RECORDS SUPPLIED:

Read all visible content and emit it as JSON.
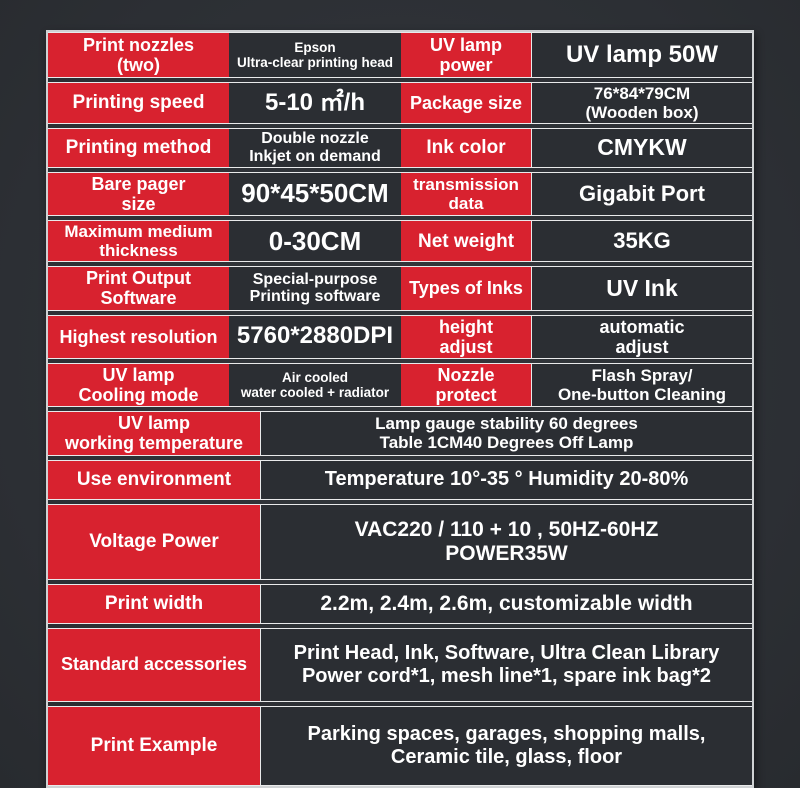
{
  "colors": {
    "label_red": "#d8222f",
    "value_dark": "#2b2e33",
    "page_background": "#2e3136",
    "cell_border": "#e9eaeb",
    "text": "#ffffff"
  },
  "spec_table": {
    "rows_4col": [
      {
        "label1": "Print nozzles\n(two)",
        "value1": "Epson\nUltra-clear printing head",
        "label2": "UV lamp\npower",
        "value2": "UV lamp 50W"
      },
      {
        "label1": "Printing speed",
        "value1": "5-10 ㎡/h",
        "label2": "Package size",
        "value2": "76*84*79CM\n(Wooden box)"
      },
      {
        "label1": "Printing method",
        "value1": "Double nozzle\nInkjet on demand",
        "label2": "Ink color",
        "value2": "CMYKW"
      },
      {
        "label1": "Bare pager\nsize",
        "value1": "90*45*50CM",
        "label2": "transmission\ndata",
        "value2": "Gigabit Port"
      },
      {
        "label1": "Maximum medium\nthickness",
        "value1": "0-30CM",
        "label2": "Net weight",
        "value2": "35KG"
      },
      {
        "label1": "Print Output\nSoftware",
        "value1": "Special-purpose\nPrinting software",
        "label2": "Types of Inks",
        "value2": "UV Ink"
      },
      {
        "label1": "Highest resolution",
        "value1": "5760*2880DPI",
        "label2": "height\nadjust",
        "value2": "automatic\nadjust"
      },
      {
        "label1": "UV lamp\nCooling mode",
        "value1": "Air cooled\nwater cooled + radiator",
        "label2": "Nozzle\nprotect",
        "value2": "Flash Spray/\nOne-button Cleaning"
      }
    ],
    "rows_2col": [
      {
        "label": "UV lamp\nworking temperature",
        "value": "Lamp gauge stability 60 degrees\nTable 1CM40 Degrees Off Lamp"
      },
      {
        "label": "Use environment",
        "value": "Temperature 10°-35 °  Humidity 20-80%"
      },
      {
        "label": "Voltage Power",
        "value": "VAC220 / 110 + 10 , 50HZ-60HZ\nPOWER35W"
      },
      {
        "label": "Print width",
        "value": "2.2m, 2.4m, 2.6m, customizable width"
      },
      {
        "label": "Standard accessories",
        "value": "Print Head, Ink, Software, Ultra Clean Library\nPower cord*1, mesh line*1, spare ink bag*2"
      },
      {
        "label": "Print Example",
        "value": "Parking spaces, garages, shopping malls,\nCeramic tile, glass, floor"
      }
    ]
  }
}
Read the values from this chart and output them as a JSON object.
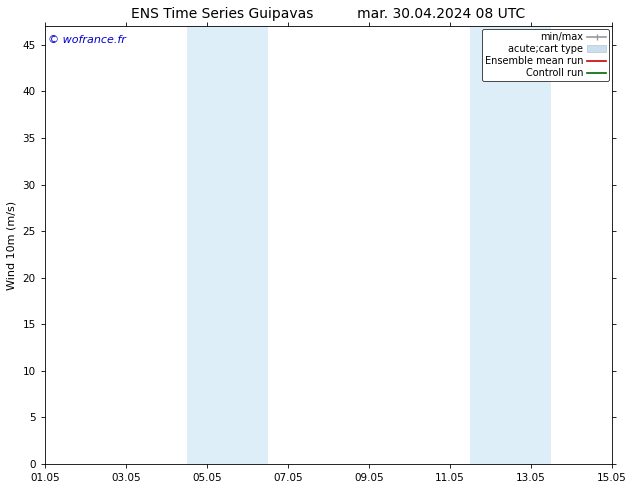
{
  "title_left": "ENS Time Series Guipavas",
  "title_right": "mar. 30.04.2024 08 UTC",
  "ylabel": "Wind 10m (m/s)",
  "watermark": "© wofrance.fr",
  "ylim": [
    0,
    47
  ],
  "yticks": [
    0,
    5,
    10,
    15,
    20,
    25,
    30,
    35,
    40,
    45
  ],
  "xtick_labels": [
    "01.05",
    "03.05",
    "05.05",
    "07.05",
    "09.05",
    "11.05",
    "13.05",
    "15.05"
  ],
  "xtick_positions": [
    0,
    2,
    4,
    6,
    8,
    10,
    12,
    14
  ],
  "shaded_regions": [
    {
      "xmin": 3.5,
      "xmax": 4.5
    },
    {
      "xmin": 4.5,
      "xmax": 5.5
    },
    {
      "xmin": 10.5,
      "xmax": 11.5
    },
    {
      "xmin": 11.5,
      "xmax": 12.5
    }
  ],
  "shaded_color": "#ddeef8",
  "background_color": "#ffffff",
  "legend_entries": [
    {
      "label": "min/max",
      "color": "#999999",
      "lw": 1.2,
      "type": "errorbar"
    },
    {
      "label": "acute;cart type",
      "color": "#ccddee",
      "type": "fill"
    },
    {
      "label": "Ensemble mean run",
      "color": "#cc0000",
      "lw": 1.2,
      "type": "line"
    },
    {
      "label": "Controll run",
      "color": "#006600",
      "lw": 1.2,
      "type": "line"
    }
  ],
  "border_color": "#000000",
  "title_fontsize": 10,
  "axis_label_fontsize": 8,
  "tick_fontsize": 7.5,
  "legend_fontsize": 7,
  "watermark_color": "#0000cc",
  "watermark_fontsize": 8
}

WHAT TO WORK ON:
Quote every entry exactly, with the pictures omitted.

EXERCISE SOLUTION:
Read all visible content and emit it as JSON.
{
  "colors": {
    "label_red": "#d8222f",
    "value_dark": "#2b2e33",
    "page_background": "#2e3136",
    "cell_border": "#e9eaeb",
    "text": "#ffffff"
  },
  "spec_table": {
    "rows_4col": [
      {
        "label1": "Print nozzles\n(two)",
        "value1": "Epson\nUltra-clear printing head",
        "label2": "UV lamp\npower",
        "value2": "UV lamp 50W"
      },
      {
        "label1": "Printing speed",
        "value1": "5-10 ㎡/h",
        "label2": "Package size",
        "value2": "76*84*79CM\n(Wooden box)"
      },
      {
        "label1": "Printing method",
        "value1": "Double nozzle\nInkjet on demand",
        "label2": "Ink color",
        "value2": "CMYKW"
      },
      {
        "label1": "Bare pager\nsize",
        "value1": "90*45*50CM",
        "label2": "transmission\ndata",
        "value2": "Gigabit Port"
      },
      {
        "label1": "Maximum medium\nthickness",
        "value1": "0-30CM",
        "label2": "Net weight",
        "value2": "35KG"
      },
      {
        "label1": "Print Output\nSoftware",
        "value1": "Special-purpose\nPrinting software",
        "label2": "Types of Inks",
        "value2": "UV Ink"
      },
      {
        "label1": "Highest resolution",
        "value1": "5760*2880DPI",
        "label2": "height\nadjust",
        "value2": "automatic\nadjust"
      },
      {
        "label1": "UV lamp\nCooling mode",
        "value1": "Air cooled\nwater cooled + radiator",
        "label2": "Nozzle\nprotect",
        "value2": "Flash Spray/\nOne-button Cleaning"
      }
    ],
    "rows_2col": [
      {
        "label": "UV lamp\nworking temperature",
        "value": "Lamp gauge stability 60 degrees\nTable 1CM40 Degrees Off Lamp"
      },
      {
        "label": "Use environment",
        "value": "Temperature 10°-35 °  Humidity 20-80%"
      },
      {
        "label": "Voltage Power",
        "value": "VAC220 / 110 + 10 , 50HZ-60HZ\nPOWER35W"
      },
      {
        "label": "Print width",
        "value": "2.2m, 2.4m, 2.6m, customizable width"
      },
      {
        "label": "Standard accessories",
        "value": "Print Head, Ink, Software, Ultra Clean Library\nPower cord*1, mesh line*1, spare ink bag*2"
      },
      {
        "label": "Print Example",
        "value": "Parking spaces, garages, shopping malls,\nCeramic tile, glass, floor"
      }
    ]
  }
}
Read the values from this chart and output them as a JSON object.
{
  "title_left": "ENS Time Series Guipavas",
  "title_right": "mar. 30.04.2024 08 UTC",
  "ylabel": "Wind 10m (m/s)",
  "watermark": "© wofrance.fr",
  "ylim": [
    0,
    47
  ],
  "yticks": [
    0,
    5,
    10,
    15,
    20,
    25,
    30,
    35,
    40,
    45
  ],
  "xtick_labels": [
    "01.05",
    "03.05",
    "05.05",
    "07.05",
    "09.05",
    "11.05",
    "13.05",
    "15.05"
  ],
  "xtick_positions": [
    0,
    2,
    4,
    6,
    8,
    10,
    12,
    14
  ],
  "shaded_regions": [
    {
      "xmin": 3.5,
      "xmax": 4.5
    },
    {
      "xmin": 4.5,
      "xmax": 5.5
    },
    {
      "xmin": 10.5,
      "xmax": 11.5
    },
    {
      "xmin": 11.5,
      "xmax": 12.5
    }
  ],
  "shaded_color": "#ddeef8",
  "background_color": "#ffffff",
  "legend_entries": [
    {
      "label": "min/max",
      "color": "#999999",
      "lw": 1.2,
      "type": "errorbar"
    },
    {
      "label": "acute;cart type",
      "color": "#ccddee",
      "type": "fill"
    },
    {
      "label": "Ensemble mean run",
      "color": "#cc0000",
      "lw": 1.2,
      "type": "line"
    },
    {
      "label": "Controll run",
      "color": "#006600",
      "lw": 1.2,
      "type": "line"
    }
  ],
  "border_color": "#000000",
  "title_fontsize": 10,
  "axis_label_fontsize": 8,
  "tick_fontsize": 7.5,
  "legend_fontsize": 7,
  "watermark_color": "#0000cc",
  "watermark_fontsize": 8
}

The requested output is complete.